*Supplied data*
----------
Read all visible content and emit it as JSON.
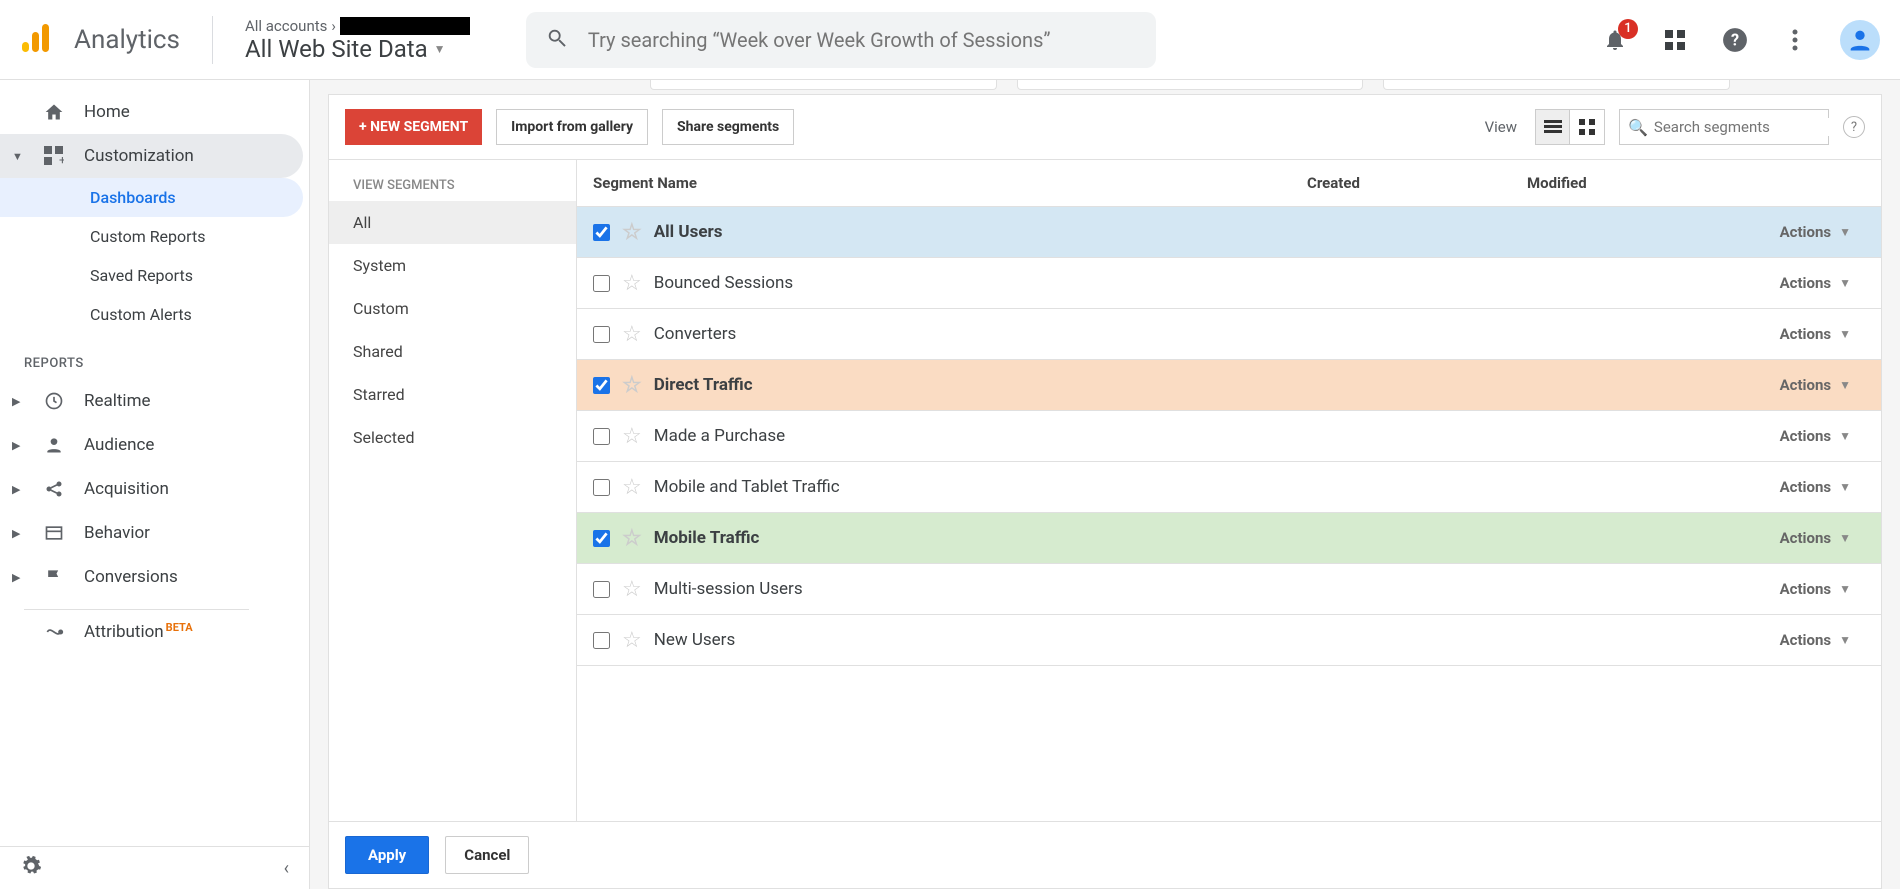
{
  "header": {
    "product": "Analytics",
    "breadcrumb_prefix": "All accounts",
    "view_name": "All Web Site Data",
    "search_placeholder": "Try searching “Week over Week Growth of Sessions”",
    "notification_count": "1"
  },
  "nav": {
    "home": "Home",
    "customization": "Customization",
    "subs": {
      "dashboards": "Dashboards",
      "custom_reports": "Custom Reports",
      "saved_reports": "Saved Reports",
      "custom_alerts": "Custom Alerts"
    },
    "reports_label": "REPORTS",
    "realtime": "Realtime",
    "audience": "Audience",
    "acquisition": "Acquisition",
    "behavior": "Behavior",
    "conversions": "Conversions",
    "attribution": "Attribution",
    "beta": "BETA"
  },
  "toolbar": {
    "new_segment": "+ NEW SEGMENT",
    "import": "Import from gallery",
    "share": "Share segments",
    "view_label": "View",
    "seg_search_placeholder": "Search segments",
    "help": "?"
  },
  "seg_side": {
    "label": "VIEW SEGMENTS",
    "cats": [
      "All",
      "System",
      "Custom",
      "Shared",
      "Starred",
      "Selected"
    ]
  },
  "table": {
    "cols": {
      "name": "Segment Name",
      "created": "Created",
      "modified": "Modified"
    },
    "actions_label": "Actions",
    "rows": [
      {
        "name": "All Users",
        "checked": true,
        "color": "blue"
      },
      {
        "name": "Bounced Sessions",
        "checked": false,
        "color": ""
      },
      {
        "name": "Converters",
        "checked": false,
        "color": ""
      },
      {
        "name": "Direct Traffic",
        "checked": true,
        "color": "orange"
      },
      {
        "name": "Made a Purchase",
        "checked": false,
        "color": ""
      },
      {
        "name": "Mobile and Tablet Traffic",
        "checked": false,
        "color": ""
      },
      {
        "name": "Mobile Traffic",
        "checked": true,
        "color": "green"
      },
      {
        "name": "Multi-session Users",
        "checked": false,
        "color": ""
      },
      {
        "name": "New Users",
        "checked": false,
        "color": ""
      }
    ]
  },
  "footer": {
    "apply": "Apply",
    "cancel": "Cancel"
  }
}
----------
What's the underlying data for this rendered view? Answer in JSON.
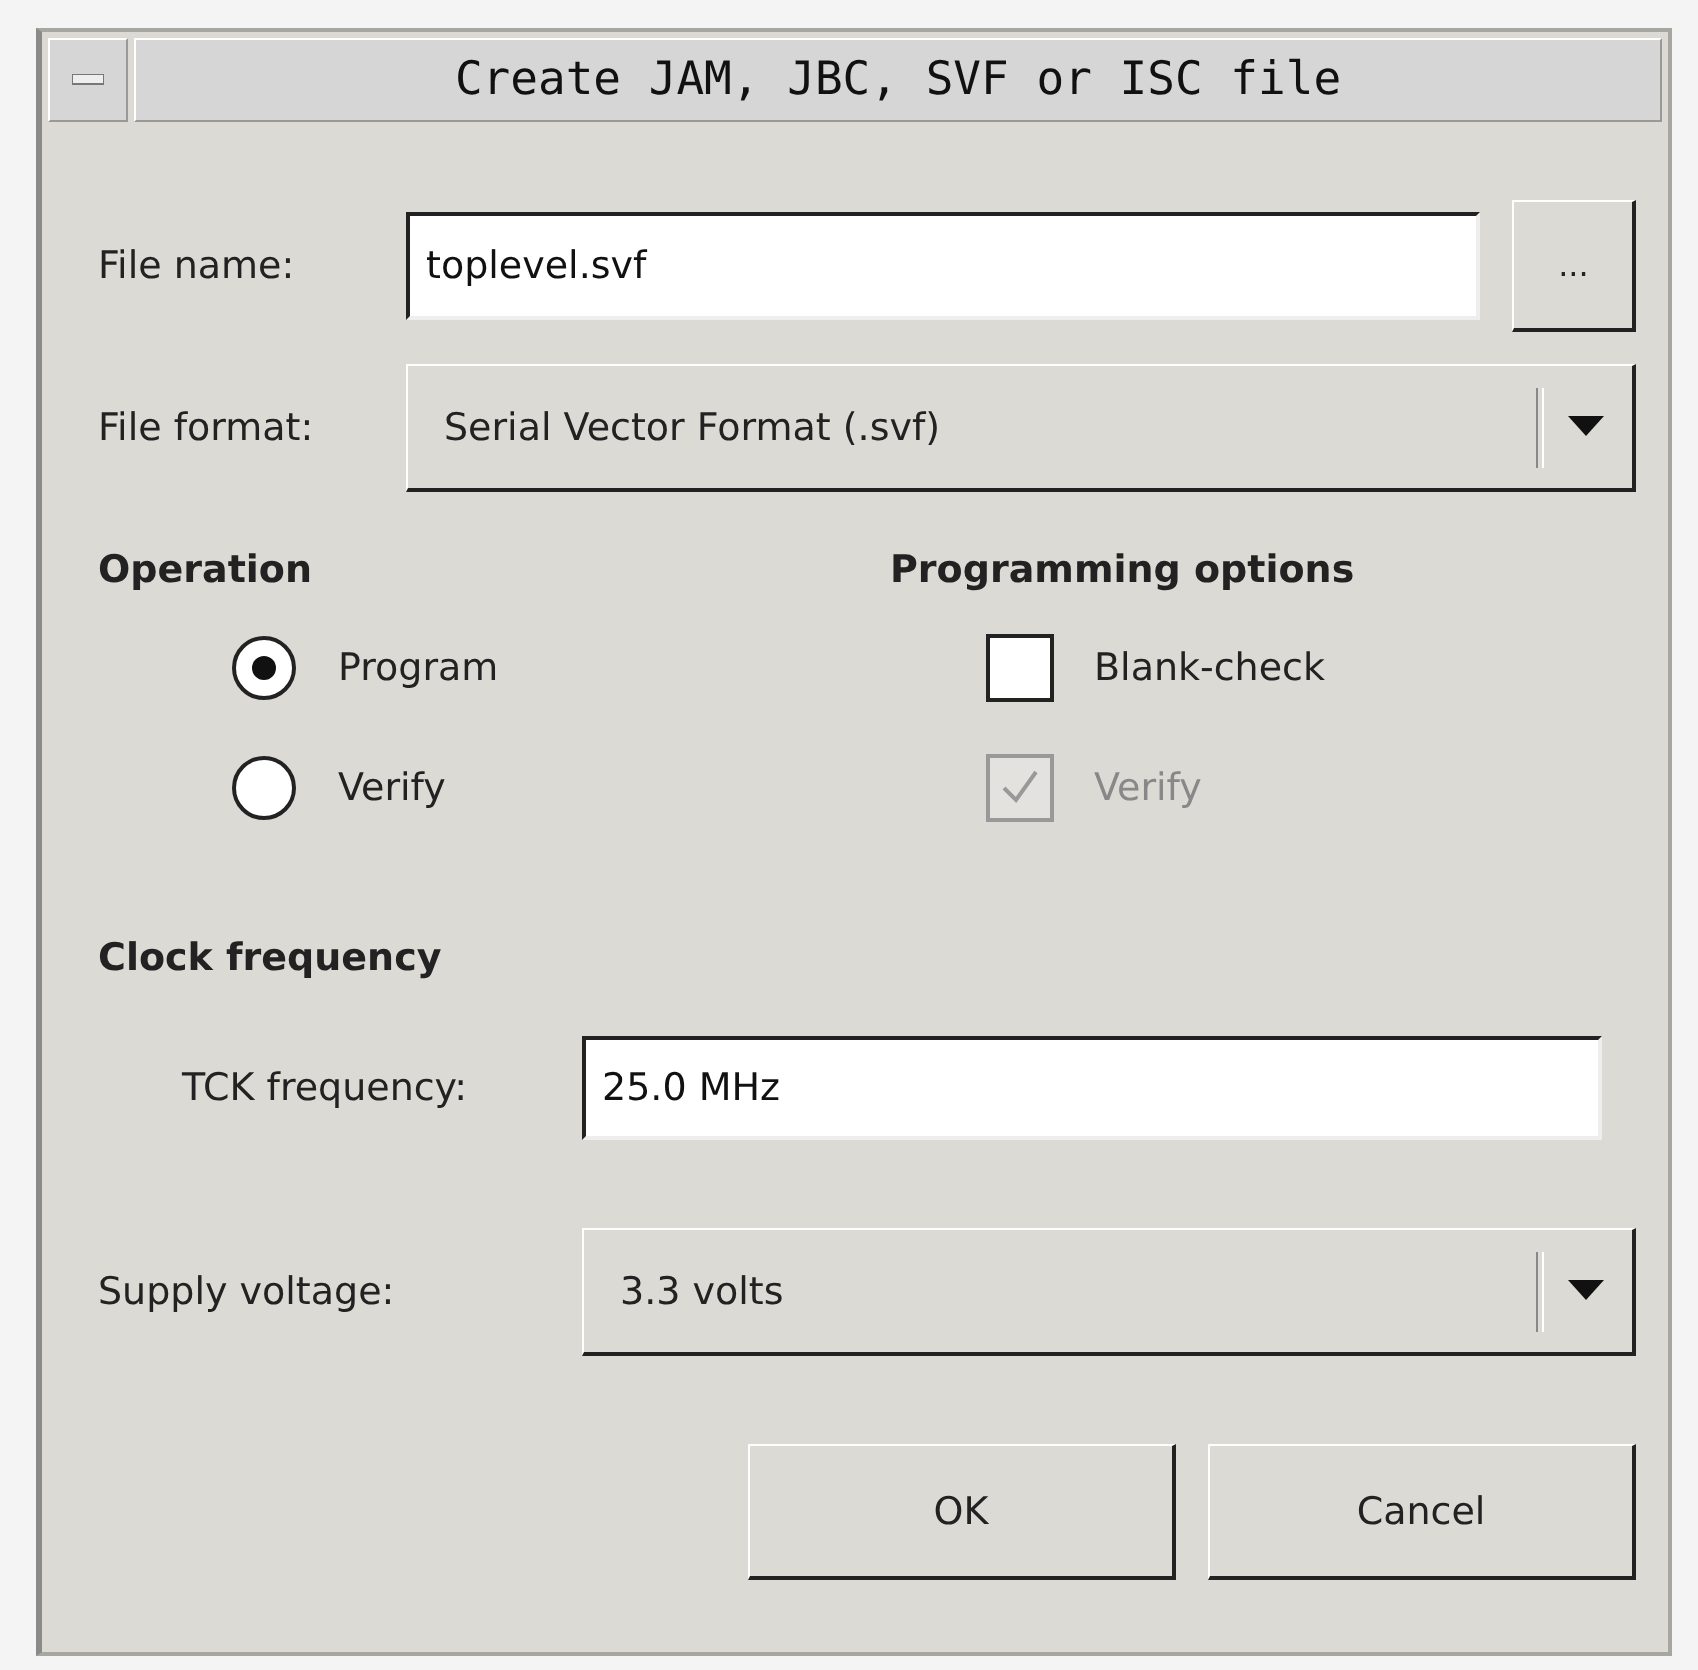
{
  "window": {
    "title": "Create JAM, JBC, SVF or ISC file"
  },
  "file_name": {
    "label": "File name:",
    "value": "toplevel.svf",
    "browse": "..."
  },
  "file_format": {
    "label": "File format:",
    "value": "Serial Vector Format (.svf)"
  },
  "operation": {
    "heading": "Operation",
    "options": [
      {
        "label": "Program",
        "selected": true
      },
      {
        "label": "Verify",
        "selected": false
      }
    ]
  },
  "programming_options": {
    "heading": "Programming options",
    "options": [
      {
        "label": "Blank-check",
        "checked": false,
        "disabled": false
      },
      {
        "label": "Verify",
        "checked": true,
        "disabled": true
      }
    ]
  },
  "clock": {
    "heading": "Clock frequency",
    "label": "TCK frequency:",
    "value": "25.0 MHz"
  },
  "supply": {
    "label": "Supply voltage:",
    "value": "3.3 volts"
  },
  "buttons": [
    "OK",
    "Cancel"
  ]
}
----------
*Task prompt*
Track down every line with the word "heading" and copy it.

*Full output*
    "heading": "Operation",
    "heading": "Programming options",
    "heading": "Clock frequency",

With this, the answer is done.